__WHAT IS NEEDED__
In the material below, find the line with "Enumerate this screenshot's"; set down that line and every line after it to the end, exactly, without pictures.

__EXTRACTED ENTRIES__
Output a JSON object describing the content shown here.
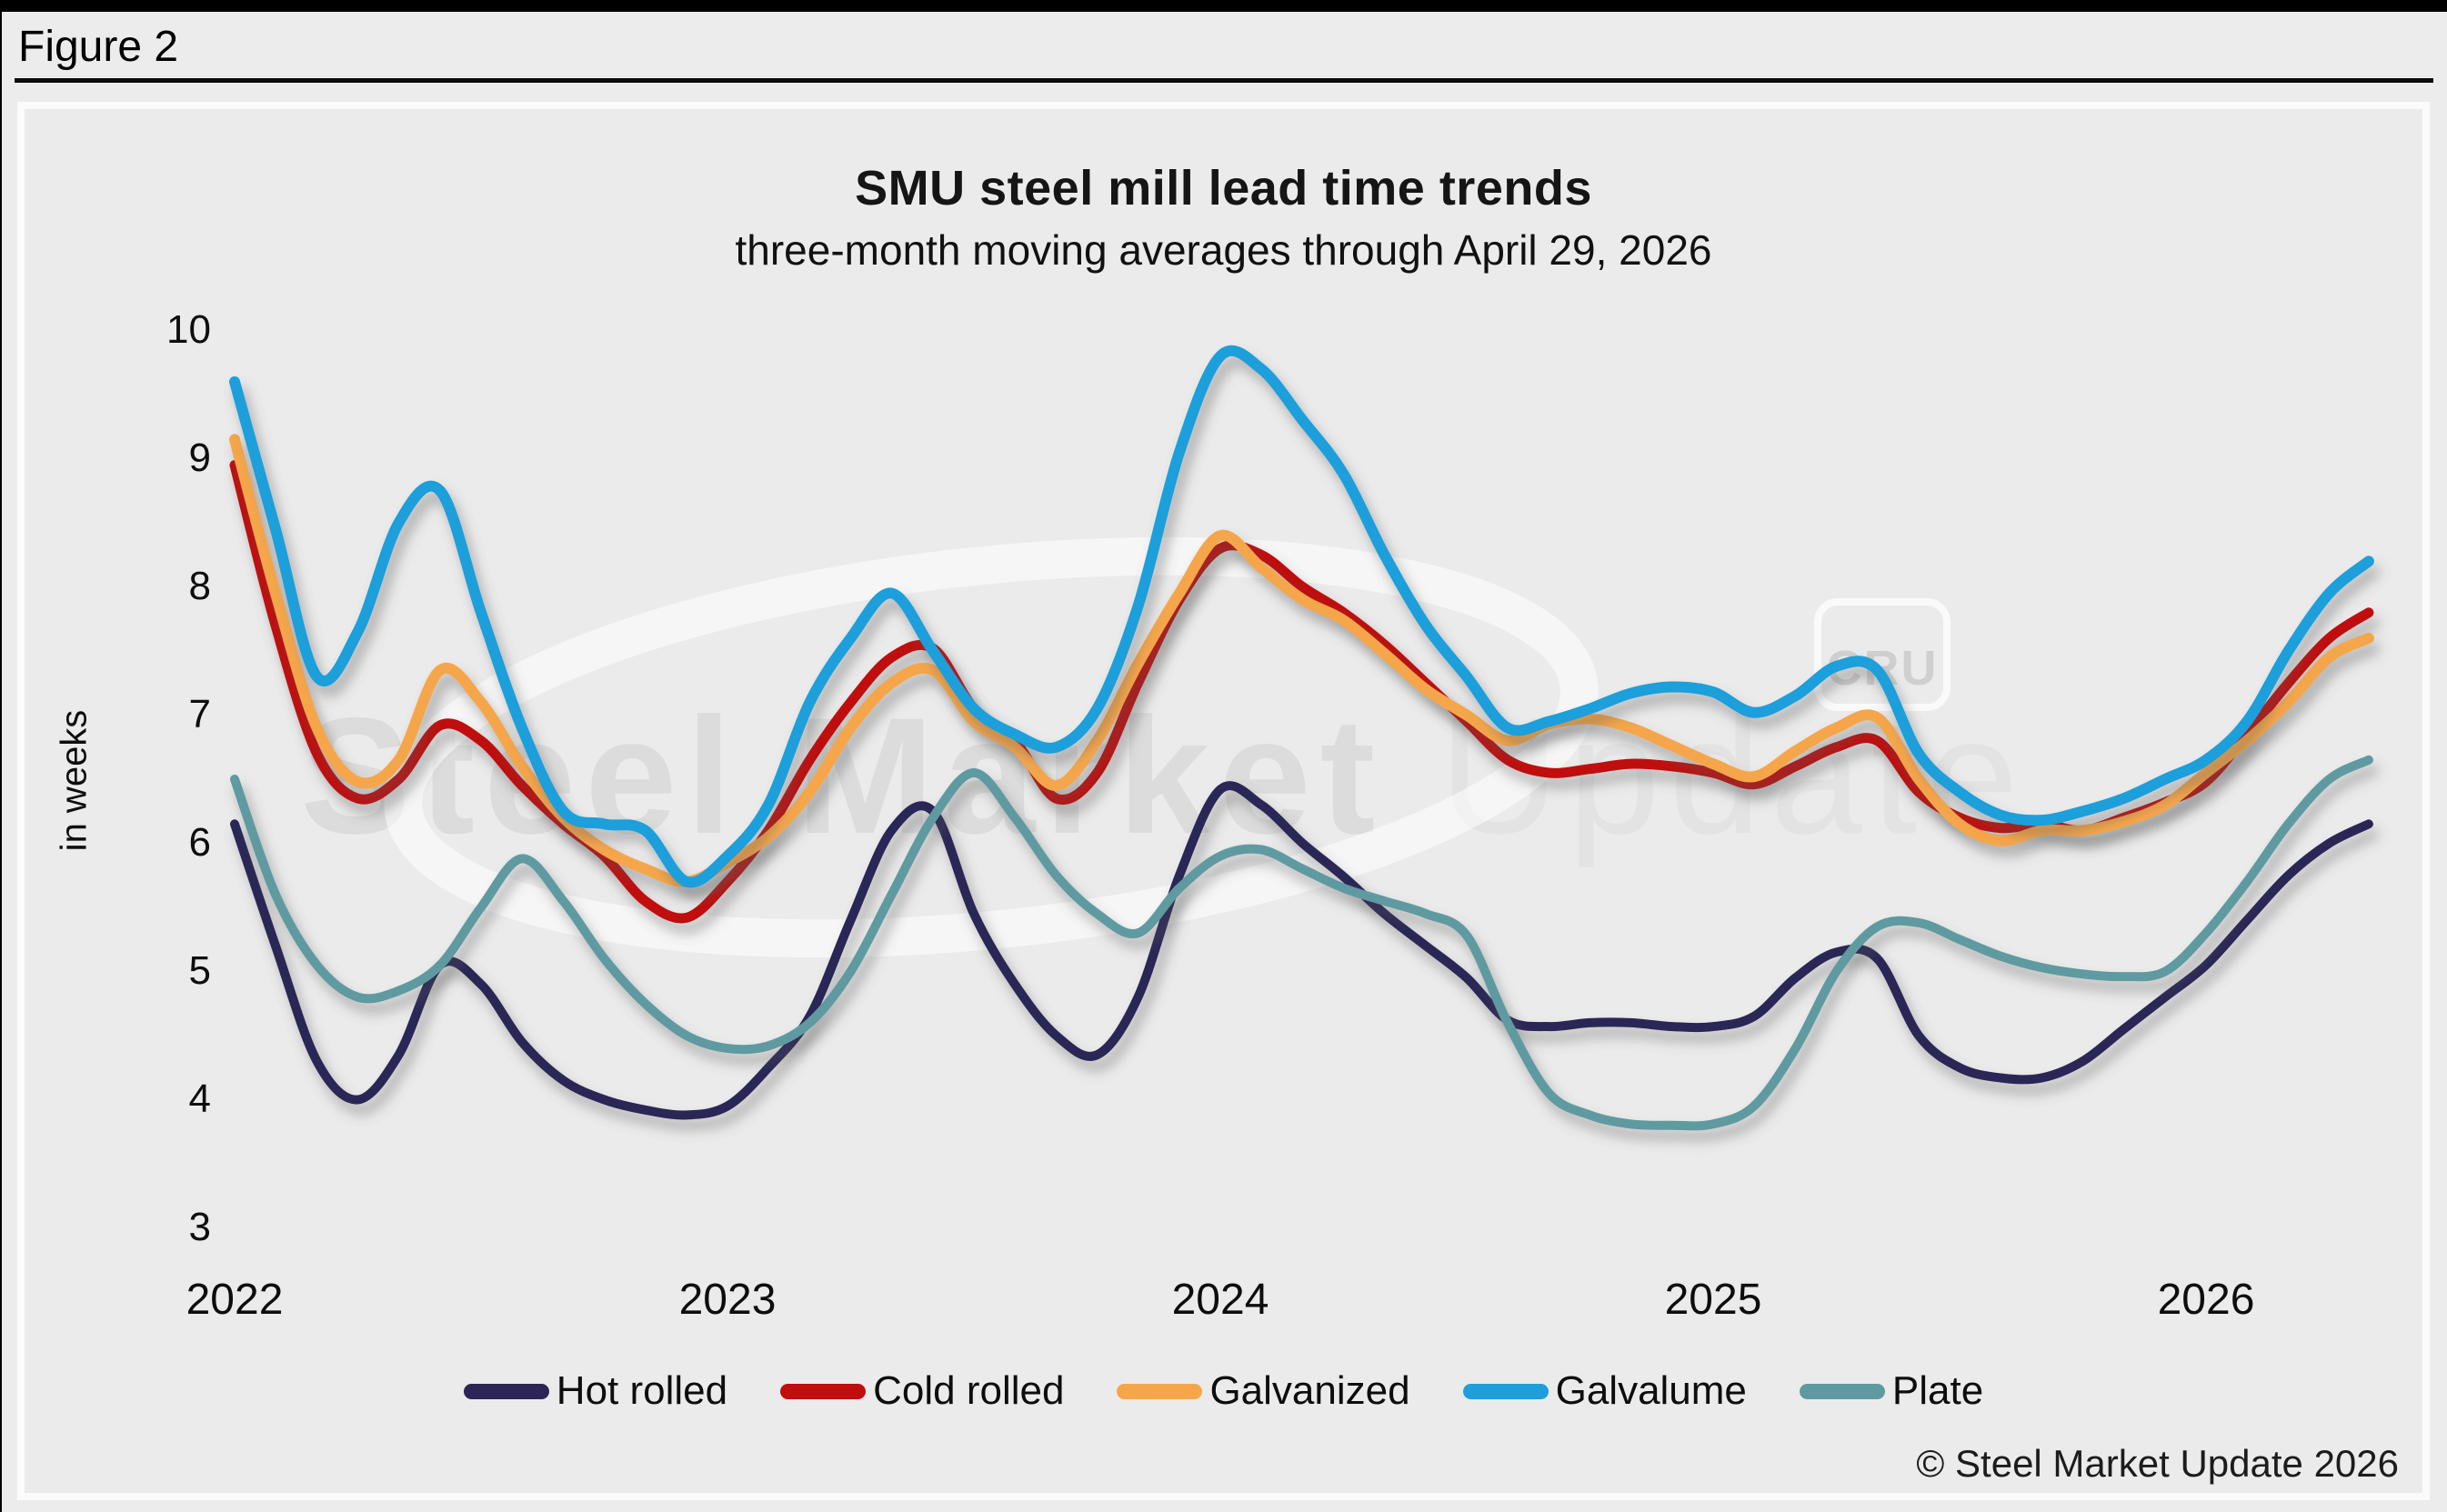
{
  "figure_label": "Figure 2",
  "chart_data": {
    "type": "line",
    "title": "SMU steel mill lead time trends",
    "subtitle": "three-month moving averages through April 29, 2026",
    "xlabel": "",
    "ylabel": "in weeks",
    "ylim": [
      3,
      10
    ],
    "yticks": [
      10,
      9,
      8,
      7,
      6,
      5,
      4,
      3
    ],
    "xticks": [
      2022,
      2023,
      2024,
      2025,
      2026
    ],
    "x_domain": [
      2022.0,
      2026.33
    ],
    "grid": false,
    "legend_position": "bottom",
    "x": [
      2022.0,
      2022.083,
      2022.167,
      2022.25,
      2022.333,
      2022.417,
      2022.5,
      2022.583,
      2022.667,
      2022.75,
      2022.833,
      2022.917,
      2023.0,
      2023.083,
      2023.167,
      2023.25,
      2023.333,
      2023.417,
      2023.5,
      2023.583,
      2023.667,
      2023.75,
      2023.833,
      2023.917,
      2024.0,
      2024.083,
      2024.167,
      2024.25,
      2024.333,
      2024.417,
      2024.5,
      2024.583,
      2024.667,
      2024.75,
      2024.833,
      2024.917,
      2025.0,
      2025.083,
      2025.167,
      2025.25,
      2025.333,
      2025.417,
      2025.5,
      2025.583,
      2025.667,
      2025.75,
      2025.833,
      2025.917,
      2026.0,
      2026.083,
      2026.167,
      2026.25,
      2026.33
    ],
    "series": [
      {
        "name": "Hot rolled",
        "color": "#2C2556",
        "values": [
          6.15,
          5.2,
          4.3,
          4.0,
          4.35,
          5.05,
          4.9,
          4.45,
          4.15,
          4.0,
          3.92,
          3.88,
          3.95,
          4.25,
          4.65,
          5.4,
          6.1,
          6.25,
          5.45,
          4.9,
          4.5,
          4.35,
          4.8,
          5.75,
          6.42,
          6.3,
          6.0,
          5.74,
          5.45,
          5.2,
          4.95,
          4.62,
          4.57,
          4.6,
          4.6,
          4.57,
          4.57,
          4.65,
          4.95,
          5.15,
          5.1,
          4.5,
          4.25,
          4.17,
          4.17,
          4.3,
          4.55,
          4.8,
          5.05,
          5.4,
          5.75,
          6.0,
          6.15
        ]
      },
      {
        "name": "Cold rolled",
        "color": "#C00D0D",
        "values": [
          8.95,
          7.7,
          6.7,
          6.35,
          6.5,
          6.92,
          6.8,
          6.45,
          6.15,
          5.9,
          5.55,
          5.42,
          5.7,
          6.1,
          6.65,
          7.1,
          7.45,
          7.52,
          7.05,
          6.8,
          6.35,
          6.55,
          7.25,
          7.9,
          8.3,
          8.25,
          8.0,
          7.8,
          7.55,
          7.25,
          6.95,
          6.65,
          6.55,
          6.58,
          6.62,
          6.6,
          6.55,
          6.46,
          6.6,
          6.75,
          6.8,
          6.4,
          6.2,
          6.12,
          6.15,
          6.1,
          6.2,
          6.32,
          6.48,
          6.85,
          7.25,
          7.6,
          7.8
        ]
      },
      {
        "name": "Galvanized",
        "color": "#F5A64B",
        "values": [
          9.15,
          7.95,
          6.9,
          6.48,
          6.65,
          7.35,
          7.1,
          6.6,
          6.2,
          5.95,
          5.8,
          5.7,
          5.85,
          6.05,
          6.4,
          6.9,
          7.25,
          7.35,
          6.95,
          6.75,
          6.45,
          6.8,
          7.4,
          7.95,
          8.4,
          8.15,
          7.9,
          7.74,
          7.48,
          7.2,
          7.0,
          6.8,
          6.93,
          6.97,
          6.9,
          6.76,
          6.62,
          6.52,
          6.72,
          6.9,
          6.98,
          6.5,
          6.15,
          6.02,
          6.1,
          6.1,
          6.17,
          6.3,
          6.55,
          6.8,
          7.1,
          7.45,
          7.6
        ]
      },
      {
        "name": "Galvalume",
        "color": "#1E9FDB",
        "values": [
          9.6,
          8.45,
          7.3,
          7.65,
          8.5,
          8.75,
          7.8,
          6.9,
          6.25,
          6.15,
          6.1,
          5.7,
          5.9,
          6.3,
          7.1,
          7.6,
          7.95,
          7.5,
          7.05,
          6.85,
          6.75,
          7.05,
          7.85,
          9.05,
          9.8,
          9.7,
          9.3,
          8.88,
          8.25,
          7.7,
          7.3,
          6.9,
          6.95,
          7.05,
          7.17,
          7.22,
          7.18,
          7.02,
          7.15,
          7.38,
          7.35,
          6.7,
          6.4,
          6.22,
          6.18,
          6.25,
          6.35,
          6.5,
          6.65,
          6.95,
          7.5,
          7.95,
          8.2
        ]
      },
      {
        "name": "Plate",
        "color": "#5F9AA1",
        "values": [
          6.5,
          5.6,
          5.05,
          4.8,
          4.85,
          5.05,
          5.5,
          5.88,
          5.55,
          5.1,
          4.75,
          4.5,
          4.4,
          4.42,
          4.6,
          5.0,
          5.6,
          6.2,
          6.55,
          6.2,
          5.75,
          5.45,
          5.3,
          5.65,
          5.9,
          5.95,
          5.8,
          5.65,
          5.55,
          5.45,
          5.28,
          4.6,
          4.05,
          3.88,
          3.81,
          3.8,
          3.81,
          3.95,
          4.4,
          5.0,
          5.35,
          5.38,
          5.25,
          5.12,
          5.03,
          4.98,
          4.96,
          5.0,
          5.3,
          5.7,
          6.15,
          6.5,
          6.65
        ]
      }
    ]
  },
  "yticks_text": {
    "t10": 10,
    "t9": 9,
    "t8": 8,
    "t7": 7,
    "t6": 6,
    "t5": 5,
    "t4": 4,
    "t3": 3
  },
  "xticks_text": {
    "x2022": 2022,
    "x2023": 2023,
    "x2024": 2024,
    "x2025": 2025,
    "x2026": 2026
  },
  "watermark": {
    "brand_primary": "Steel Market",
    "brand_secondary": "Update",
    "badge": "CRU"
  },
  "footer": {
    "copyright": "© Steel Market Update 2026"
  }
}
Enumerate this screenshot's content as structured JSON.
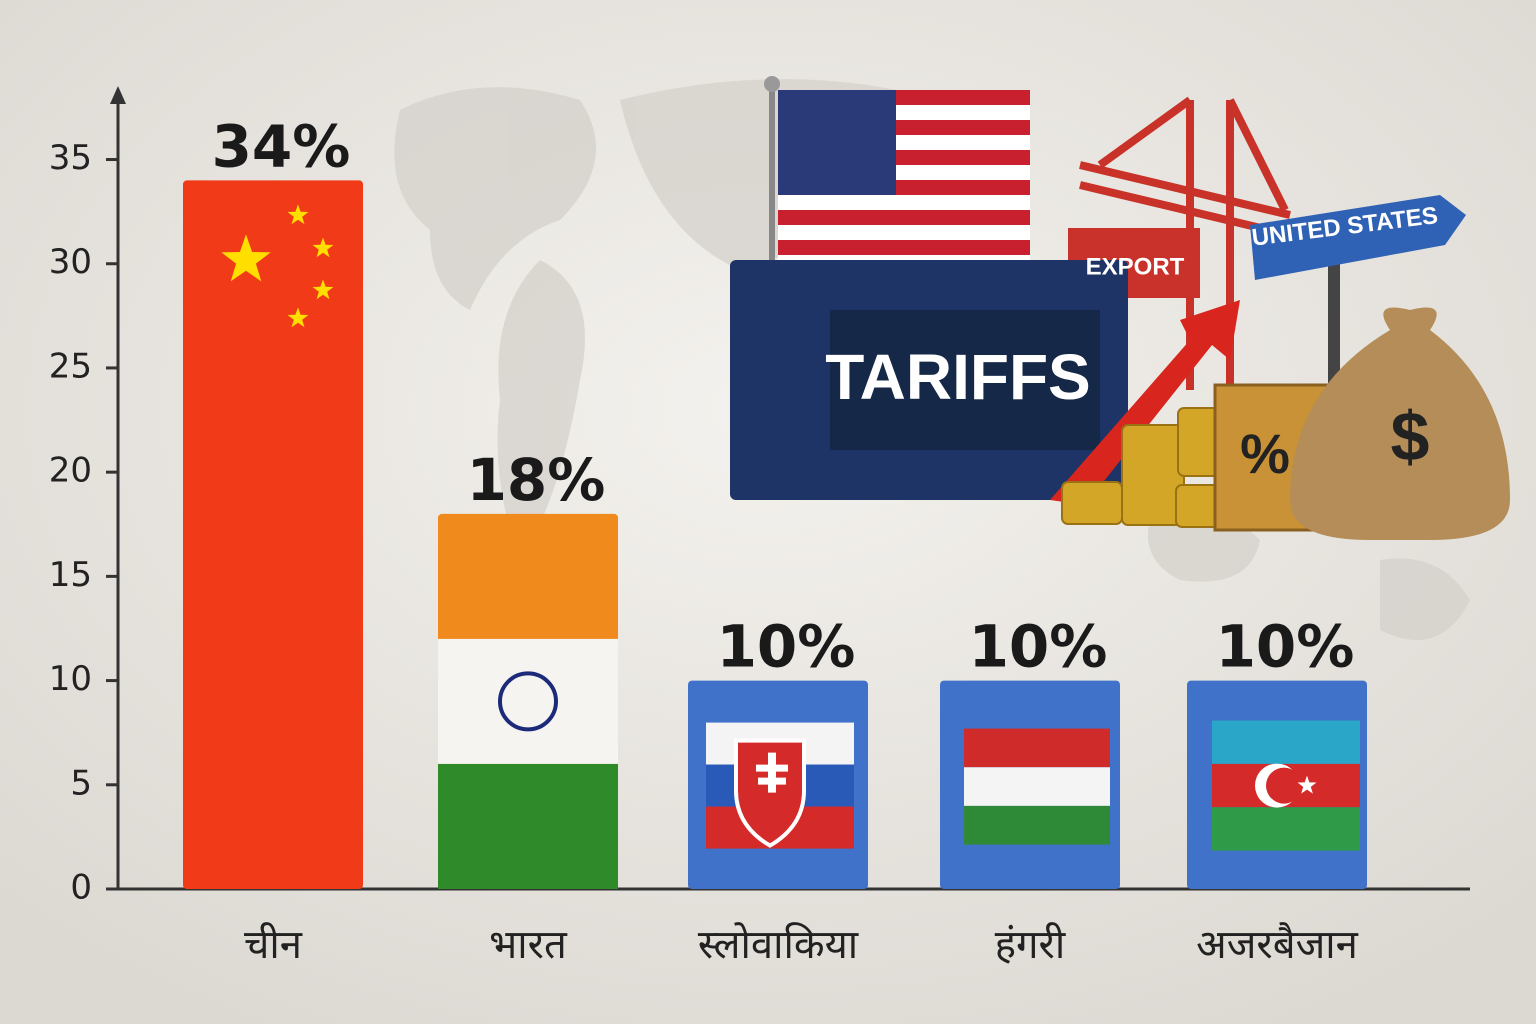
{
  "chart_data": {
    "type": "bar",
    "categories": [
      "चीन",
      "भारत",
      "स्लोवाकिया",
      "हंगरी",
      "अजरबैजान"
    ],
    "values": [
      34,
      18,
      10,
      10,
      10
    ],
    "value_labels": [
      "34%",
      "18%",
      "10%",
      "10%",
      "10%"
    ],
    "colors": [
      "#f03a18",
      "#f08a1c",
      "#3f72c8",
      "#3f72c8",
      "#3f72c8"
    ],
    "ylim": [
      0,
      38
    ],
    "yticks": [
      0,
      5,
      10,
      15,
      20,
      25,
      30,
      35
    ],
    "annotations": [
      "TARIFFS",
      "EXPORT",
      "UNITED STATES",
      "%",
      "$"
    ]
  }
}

__SOLUTION TO THIS EXERCISE__
Enumerate this screenshot's content as structured JSON.
{
  "chart_data": {
    "type": "bar",
    "categories": [
      "चीन",
      "भारत",
      "स्लोवाकिया",
      "हंगरी",
      "अजरबैजान"
    ],
    "values": [
      34,
      18,
      10,
      10,
      10
    ],
    "value_labels": [
      "34%",
      "18%",
      "10%",
      "10%",
      "10%"
    ],
    "colors": [
      "#f03a18",
      "#f08a1c",
      "#3f72c8",
      "#3f72c8",
      "#3f72c8"
    ],
    "ylim": [
      0,
      38
    ],
    "yticks": [
      0,
      5,
      10,
      15,
      20,
      25,
      30,
      35
    ],
    "annotations": [
      "TARIFFS",
      "EXPORT",
      "UNITED STATES",
      "%",
      "$"
    ]
  }
}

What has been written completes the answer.